__Problem details__.
Would you retype all of these records exactly?

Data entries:
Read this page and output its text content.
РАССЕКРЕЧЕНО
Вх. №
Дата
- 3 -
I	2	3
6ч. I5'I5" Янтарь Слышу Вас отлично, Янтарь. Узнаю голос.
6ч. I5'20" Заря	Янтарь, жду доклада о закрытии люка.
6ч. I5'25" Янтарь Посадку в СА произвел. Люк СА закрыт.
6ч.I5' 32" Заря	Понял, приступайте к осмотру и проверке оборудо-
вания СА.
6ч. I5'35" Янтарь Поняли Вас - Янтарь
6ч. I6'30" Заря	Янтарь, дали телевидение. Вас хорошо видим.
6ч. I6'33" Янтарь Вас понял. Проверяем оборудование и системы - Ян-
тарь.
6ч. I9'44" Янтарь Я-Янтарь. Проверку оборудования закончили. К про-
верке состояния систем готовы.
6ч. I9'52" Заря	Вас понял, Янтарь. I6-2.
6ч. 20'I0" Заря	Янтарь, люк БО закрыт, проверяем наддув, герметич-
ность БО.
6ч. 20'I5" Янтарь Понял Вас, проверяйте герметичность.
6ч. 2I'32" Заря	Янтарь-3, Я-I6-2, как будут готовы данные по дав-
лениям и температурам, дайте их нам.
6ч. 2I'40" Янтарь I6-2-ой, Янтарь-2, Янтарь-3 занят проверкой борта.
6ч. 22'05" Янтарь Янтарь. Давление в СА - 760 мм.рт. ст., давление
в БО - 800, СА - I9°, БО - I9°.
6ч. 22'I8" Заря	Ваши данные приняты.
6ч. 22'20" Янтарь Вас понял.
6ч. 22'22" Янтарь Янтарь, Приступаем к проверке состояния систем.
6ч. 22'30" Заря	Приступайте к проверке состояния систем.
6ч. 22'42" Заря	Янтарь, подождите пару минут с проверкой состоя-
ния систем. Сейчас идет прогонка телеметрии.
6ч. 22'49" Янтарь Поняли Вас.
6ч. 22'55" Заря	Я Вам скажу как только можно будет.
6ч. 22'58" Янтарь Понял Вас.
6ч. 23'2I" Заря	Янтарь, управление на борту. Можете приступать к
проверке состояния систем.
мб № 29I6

__Final result__.
Read this page and output its text content.
РАССЕКРЕЧЕНО
Вх. №
Дата
- 3 -
I	2	3
6ч. I5'I5" Янтарь Слышу Вас отлично, Янтарь. Узнаю голос.
6ч. I5'20" Заря	Янтарь, жду доклада о закрытии люка.
6ч. I5'25" Янтарь Посадку в СА произвел. Люк СА закрыт.
6ч.I5' 32" Заря	Понял, приступайте к осмотру и проверке оборудо-
вания СА.
6ч. I5'35" Янтарь Поняли Вас - Янтарь
6ч. I6'30" Заря	Янтарь, дали телевидение. Вас хорошо видим.
6ч. I6'33" Янтарь Вас понял. Проверяем оборудование и системы - Ян-
тарь.
6ч. I9'44" Янтарь Я-Янтарь. Проверку оборудования закончили. К про-
верке состояния систем готовы.
6ч. I9'52" Заря	Вас понял, Янтарь. I6-2.
6ч. 20'I0" Заря	Янтарь, люк БО закрыт, проверяем наддув, герметич-
ность БО.
6ч. 20'I5" Янтарь Понял Вас, проверяйте герметичность.
6ч. 2I'32" Заря	Янтарь-3, Я-I6-2, как будут готовы данные по дав-
лениям и температурам, дайте их нам.
6ч. 2I'40" Янтарь I6-2-ой, Янтарь-2, Янтарь-3 занят проверкой борта.
6ч. 22'05" Янтарь Янтарь. Давление в СА - 760 мм.рт. ст., давление
в БО - 800, СА - I9°, БО - I9°.
6ч. 22'I8" Заря	Ваши данные приняты.
6ч. 22'20" Янтарь Вас понял.
6ч. 22'22" Янтарь Янтарь, Приступаем к проверке состояния систем.
6ч. 22'30" Заря	Приступайте к проверке состояния систем.
6ч. 22'42" Заря	Янтарь, подождите пару минут с проверкой состоя-
ния систем. Сейчас идет прогонка телеметрии.
6ч. 22'49" Янтарь Поняли Вас.
6ч. 22'55" Заря	Я Вам скажу как только можно будет.
6ч. 22'58" Янтарь Понял Вас.
6ч. 23'2I" Заря	Янтарь, управление на борту. Можете приступать к
проверке состояния систем.
мб № 29I6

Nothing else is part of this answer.